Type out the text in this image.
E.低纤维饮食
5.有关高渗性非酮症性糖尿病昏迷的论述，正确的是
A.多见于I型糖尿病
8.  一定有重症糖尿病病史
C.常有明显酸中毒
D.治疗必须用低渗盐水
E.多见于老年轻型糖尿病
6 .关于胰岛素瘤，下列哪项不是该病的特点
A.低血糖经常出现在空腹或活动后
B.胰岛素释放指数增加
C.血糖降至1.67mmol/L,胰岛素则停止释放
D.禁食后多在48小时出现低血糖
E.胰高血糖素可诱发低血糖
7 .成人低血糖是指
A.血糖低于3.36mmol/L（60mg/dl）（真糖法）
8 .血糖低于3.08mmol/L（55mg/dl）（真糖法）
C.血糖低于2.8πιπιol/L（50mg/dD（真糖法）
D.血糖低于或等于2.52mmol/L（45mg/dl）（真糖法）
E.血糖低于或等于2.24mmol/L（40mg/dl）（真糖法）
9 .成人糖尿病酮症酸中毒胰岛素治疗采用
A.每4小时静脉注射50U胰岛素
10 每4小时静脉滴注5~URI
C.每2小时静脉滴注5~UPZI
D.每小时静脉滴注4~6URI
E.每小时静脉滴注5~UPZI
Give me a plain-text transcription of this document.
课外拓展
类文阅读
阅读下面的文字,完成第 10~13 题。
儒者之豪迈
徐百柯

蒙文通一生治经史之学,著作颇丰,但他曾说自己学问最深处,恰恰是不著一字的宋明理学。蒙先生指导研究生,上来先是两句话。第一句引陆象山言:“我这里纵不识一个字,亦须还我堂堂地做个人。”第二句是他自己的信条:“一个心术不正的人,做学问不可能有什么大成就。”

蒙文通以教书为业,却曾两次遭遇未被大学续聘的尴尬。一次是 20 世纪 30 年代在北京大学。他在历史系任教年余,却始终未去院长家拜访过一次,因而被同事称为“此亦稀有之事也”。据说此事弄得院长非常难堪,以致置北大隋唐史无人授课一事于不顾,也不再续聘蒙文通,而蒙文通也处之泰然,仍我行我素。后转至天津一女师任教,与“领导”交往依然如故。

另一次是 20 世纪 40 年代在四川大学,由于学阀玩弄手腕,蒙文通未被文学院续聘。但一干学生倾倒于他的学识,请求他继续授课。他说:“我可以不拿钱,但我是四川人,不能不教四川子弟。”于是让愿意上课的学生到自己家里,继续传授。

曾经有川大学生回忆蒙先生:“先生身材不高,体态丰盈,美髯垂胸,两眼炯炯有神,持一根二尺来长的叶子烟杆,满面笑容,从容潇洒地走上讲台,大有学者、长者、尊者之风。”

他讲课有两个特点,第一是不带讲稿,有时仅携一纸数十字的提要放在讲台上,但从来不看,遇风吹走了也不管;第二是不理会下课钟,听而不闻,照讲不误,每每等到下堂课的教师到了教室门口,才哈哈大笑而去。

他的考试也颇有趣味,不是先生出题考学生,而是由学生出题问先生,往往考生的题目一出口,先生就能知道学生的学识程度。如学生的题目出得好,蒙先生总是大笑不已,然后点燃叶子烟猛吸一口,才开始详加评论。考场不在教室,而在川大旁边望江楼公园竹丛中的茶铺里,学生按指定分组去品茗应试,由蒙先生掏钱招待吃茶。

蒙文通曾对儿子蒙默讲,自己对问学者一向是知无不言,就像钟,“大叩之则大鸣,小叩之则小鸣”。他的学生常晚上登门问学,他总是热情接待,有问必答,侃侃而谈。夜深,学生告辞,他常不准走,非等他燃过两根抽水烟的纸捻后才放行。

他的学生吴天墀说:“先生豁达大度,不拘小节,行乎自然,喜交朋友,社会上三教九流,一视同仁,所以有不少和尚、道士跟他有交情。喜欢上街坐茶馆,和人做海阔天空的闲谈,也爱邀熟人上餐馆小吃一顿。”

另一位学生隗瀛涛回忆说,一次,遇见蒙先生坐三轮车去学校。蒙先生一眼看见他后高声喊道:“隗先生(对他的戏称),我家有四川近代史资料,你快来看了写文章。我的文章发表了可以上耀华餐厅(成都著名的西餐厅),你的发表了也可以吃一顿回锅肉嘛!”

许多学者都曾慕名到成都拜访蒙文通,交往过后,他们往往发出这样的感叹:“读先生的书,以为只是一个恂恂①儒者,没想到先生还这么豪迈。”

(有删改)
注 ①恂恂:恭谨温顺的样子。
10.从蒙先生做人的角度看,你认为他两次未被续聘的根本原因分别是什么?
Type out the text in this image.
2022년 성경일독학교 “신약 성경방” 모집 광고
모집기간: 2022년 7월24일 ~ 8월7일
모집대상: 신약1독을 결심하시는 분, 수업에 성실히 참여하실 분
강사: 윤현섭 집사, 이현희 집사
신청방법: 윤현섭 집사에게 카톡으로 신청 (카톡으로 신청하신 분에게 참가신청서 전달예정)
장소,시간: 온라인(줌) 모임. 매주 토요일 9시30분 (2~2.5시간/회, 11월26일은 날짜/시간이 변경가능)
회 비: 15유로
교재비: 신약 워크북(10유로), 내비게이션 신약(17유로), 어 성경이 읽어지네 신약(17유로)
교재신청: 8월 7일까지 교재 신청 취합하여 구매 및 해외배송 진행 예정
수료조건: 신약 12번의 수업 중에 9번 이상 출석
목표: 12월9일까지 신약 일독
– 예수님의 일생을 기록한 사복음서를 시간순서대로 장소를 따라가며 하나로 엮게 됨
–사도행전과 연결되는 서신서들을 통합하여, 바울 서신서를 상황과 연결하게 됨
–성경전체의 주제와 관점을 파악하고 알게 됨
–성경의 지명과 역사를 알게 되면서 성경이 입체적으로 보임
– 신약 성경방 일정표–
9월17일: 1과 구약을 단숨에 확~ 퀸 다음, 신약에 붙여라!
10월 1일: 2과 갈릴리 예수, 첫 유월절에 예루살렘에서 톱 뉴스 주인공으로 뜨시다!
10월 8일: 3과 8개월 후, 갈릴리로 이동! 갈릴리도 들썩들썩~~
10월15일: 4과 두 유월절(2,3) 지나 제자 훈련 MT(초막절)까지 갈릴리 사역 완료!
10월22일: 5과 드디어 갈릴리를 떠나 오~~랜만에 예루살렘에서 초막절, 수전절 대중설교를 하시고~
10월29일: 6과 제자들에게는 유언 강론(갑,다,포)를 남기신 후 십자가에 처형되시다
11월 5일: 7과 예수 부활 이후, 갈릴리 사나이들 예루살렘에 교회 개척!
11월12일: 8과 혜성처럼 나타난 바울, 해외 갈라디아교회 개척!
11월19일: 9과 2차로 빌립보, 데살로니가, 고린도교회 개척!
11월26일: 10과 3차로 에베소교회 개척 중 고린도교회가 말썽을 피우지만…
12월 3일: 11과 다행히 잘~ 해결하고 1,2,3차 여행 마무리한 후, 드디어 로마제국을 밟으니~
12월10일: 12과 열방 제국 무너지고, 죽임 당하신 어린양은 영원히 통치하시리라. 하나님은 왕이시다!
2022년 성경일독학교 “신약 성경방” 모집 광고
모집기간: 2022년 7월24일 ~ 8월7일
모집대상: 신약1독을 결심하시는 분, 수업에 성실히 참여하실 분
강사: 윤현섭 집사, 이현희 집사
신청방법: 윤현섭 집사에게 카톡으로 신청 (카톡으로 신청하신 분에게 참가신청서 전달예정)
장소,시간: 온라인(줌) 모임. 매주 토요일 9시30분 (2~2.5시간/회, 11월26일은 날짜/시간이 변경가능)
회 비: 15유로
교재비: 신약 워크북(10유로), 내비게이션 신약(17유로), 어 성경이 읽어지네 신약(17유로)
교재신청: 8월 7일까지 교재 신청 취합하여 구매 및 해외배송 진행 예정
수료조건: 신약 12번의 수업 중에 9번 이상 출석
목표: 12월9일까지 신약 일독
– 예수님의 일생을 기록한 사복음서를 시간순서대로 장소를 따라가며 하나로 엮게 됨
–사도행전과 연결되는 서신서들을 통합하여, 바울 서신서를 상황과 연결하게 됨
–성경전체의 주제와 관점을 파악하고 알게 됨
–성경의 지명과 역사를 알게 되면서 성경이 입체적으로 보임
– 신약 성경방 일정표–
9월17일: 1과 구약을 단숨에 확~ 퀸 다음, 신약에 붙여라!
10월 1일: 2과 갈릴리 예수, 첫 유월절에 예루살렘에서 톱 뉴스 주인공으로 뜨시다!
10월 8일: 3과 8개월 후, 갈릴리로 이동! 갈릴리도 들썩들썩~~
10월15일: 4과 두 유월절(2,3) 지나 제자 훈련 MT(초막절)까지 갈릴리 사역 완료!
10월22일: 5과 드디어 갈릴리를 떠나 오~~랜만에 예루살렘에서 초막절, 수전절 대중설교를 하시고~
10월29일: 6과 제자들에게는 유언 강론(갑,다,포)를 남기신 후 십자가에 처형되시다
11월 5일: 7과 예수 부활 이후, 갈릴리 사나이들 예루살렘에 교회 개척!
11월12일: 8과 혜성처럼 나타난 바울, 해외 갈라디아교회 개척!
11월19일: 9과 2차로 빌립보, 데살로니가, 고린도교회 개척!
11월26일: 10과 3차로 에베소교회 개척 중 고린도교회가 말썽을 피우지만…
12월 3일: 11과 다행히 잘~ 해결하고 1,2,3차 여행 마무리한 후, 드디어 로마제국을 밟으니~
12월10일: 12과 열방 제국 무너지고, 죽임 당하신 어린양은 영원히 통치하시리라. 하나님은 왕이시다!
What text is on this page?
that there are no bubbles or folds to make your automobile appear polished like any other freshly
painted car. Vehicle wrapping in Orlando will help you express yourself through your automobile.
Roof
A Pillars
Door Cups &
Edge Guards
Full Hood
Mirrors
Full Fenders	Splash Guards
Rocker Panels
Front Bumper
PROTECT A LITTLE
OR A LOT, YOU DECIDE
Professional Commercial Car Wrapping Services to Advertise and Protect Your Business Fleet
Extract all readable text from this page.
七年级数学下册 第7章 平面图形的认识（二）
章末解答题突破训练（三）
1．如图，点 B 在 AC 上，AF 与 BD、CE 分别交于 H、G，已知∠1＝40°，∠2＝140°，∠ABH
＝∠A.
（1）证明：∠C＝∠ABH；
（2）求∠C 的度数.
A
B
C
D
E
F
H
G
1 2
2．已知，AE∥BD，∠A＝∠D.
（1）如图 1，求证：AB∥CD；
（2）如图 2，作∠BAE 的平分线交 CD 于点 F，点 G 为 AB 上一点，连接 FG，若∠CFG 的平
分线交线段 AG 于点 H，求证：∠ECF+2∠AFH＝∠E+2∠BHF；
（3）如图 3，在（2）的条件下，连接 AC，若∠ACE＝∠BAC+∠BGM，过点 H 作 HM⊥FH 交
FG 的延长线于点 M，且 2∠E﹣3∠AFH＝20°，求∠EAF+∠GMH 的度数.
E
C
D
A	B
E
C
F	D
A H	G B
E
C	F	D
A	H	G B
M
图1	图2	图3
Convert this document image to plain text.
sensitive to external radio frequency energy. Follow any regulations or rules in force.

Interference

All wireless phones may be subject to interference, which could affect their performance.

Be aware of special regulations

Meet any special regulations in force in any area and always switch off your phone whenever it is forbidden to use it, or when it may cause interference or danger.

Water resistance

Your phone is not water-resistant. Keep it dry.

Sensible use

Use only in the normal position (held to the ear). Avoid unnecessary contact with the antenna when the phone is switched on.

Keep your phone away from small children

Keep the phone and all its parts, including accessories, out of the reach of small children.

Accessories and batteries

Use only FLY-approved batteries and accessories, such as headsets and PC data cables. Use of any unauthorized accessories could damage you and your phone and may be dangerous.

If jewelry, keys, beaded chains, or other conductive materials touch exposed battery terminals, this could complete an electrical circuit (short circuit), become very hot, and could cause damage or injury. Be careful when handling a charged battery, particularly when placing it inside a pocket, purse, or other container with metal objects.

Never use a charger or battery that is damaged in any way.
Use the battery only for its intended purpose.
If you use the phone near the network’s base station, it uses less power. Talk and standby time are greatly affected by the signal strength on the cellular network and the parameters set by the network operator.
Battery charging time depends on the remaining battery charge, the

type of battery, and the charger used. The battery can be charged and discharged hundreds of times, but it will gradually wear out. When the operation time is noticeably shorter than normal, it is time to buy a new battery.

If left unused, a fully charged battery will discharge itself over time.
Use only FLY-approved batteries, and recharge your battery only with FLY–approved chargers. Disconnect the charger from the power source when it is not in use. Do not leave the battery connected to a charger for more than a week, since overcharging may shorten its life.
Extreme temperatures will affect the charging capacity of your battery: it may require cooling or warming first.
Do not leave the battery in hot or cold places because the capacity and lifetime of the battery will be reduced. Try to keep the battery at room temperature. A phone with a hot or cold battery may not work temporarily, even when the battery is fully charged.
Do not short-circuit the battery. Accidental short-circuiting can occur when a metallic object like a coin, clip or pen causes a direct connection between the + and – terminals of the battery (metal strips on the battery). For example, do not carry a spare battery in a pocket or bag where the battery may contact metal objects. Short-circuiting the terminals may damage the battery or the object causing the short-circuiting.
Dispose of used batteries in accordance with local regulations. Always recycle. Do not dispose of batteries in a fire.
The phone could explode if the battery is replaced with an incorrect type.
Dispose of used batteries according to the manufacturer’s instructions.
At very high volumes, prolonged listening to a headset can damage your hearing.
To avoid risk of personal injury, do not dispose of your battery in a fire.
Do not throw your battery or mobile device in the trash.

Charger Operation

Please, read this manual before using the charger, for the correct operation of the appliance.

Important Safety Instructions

•••

▸ Direction
In the records above, find each line that holds the word "could"; copy all such lines.

▸ Finished answer
All wireless phones may be subject to interference, which could affect their performance.
Use only FLY-approved batteries and accessories, such as headsets and PC data cables. Use of any unauthorized accessories could damage you and your phone and may be dangerous.
If jewelry, keys, beaded chains, or other conductive materials touch exposed battery terminals, this could complete an electrical circuit (short circuit), become very hot, and could cause damage or injury. Be careful when handling a charged battery, particularly when placing it inside a pocket, purse, or other container with metal objects.
The phone could explode if the battery is replaced with an incorrect type.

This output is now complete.